(Saved data entries)
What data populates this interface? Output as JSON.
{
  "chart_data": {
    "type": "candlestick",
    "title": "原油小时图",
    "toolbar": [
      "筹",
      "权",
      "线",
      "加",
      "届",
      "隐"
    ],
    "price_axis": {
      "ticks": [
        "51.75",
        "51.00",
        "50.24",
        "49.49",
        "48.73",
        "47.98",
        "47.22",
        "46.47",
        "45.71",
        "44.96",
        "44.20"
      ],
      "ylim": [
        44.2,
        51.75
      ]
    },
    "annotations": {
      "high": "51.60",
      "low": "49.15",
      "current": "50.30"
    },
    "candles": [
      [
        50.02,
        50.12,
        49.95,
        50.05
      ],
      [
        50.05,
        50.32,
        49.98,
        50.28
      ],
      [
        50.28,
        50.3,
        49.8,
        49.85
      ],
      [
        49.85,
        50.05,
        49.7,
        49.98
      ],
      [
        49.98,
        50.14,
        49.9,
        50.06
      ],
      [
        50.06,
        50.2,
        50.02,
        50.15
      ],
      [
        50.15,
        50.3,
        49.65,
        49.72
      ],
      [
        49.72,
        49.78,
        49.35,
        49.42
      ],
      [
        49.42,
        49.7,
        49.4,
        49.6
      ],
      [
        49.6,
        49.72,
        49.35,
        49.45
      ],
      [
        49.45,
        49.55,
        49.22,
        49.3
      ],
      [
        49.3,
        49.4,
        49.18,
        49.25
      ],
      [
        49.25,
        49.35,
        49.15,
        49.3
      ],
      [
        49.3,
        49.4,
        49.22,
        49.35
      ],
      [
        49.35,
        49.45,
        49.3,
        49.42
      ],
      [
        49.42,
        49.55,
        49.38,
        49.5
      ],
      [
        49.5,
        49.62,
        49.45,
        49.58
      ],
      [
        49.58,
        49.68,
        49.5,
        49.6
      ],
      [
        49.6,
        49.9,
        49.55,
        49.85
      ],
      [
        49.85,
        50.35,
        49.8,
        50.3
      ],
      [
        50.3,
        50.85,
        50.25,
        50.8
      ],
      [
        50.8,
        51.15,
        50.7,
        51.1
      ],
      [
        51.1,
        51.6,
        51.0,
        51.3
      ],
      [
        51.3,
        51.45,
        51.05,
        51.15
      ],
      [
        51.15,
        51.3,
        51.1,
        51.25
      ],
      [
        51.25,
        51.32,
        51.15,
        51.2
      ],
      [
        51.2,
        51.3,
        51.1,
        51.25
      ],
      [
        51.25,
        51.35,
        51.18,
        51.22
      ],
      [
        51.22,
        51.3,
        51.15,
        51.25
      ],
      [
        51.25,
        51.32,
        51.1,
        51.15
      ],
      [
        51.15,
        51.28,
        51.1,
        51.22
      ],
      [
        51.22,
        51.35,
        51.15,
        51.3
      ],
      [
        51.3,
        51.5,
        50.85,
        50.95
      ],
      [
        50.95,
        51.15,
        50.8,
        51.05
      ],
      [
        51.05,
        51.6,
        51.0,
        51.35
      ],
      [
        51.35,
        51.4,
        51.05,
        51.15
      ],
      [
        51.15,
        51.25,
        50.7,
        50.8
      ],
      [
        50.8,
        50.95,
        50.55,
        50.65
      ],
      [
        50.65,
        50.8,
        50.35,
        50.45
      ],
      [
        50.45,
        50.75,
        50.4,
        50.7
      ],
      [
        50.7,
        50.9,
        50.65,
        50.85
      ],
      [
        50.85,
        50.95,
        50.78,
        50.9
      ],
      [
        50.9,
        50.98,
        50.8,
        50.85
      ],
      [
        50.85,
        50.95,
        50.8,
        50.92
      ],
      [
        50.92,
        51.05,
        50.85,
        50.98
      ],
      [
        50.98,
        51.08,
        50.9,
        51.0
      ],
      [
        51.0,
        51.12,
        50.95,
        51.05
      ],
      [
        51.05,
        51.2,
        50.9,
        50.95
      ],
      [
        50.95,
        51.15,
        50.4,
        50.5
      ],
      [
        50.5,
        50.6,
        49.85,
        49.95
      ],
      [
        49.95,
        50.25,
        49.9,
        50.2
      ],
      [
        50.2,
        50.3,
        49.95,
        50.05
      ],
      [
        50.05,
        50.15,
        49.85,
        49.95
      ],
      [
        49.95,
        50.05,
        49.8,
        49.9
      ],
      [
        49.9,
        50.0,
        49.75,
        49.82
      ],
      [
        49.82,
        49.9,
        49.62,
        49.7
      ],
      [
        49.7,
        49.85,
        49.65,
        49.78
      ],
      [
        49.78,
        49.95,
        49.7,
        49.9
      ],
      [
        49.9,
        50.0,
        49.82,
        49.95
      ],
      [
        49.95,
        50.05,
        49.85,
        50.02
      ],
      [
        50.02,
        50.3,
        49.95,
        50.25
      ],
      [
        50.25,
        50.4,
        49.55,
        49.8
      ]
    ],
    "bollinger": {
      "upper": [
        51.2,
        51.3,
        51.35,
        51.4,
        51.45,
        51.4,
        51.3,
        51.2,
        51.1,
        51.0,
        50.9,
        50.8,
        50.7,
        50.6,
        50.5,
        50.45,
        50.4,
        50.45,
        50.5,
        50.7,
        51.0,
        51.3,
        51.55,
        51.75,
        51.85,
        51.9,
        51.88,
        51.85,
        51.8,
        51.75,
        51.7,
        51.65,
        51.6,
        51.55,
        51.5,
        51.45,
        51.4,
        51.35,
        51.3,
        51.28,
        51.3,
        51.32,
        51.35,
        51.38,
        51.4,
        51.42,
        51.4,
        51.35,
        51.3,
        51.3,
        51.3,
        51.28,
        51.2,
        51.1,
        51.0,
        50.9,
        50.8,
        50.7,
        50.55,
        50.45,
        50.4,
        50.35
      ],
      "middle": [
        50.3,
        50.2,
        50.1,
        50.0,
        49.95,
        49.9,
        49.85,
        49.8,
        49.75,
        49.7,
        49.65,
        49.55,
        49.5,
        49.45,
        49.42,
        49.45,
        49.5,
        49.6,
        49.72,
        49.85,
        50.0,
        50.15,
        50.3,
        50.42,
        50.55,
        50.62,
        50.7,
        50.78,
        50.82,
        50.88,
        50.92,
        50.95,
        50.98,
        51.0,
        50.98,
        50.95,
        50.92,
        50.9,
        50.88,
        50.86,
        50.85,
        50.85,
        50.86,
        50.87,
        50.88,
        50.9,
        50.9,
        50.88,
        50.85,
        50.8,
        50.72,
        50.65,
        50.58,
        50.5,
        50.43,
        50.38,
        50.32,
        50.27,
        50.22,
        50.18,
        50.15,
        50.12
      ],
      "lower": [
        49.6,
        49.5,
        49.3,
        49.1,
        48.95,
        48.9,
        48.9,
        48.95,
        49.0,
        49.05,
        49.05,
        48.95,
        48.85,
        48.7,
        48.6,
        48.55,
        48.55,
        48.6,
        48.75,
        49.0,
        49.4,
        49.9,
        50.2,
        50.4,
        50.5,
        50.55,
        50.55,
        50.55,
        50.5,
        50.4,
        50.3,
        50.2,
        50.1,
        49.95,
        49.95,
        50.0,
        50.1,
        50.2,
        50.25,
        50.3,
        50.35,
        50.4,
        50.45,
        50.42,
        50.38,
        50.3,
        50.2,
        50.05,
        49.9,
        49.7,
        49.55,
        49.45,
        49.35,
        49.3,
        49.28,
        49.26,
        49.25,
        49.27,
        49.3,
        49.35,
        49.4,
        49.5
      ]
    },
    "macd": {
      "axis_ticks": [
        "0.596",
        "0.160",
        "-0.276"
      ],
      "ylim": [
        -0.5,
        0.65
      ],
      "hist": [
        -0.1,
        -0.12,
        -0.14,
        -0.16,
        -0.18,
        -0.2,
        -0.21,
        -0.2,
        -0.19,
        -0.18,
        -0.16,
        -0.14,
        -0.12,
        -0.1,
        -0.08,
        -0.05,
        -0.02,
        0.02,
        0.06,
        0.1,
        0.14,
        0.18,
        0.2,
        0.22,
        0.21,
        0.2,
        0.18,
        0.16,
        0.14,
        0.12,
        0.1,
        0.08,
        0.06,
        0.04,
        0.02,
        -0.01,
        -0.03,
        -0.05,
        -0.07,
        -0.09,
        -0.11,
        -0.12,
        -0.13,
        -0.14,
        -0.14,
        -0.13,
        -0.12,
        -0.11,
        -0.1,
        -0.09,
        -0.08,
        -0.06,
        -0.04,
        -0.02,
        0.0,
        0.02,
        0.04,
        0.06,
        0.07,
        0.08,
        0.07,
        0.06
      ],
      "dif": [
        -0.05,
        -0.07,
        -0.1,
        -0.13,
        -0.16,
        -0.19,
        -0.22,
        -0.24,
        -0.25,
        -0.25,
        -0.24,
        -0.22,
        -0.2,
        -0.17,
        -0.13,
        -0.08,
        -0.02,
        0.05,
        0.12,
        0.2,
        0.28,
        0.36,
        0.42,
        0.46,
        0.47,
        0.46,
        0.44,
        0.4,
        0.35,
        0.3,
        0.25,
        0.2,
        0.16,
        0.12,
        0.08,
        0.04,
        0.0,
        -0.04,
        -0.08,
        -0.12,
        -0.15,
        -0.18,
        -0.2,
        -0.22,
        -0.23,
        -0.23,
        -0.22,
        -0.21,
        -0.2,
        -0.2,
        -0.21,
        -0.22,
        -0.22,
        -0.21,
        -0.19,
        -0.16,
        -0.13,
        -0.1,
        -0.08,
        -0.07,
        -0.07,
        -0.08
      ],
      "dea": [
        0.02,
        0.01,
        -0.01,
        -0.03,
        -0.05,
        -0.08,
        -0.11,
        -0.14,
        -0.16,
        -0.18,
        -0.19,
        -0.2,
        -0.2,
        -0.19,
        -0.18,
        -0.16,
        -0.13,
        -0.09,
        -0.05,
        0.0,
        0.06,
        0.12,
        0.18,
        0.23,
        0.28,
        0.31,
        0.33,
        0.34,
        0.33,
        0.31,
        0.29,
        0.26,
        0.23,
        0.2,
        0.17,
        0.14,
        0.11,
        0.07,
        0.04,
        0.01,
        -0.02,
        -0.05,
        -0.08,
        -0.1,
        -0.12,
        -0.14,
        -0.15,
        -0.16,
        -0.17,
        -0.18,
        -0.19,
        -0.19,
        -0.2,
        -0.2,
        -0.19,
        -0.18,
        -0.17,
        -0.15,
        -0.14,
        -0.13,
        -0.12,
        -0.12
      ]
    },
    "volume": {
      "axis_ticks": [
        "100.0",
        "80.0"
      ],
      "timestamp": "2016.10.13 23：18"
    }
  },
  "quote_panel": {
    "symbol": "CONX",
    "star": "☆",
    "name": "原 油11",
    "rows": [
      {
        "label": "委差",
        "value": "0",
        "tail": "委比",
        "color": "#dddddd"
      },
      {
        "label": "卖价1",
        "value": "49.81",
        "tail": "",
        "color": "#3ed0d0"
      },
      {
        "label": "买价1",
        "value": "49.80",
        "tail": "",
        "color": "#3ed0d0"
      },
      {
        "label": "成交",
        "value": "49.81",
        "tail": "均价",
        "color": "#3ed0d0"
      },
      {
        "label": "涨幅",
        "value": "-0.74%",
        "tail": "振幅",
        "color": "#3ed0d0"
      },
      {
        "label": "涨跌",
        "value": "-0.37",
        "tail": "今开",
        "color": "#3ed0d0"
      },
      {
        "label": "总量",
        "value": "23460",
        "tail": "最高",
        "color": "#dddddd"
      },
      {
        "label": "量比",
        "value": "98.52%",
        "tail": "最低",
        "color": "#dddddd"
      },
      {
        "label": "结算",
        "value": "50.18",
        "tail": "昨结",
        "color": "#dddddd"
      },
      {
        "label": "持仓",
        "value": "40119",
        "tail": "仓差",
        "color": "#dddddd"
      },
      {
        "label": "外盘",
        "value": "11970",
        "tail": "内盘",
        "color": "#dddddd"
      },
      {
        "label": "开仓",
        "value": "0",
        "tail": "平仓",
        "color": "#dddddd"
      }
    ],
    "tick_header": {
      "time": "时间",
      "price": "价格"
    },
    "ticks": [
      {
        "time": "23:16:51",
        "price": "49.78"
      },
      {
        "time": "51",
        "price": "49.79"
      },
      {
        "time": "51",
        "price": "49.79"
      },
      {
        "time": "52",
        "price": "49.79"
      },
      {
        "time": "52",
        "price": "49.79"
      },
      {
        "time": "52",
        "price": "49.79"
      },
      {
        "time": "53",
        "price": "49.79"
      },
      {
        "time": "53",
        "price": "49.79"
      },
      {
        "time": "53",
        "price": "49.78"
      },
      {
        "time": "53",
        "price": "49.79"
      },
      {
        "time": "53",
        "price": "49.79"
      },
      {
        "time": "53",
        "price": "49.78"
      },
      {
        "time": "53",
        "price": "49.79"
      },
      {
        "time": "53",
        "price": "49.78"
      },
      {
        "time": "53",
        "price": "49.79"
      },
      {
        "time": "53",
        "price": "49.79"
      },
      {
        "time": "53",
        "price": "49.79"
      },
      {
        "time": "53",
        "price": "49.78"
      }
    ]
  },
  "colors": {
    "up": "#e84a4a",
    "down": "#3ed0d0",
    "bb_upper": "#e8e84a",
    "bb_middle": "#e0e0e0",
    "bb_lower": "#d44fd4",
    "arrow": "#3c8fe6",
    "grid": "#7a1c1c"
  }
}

Your instructions: Check each line of the records for the word "label", and show the lines that contain it.

Problem solution:
        "label": "委差",
        "label": "卖价1",
        "label": "买价1",
        "label": "成交",
        "label": "涨幅",
        "label": "涨跌",
        "label": "总量",
        "label": "量比",
        "label": "结算",
        "label": "持仓",
        "label": "外盘",
        "label": "开仓",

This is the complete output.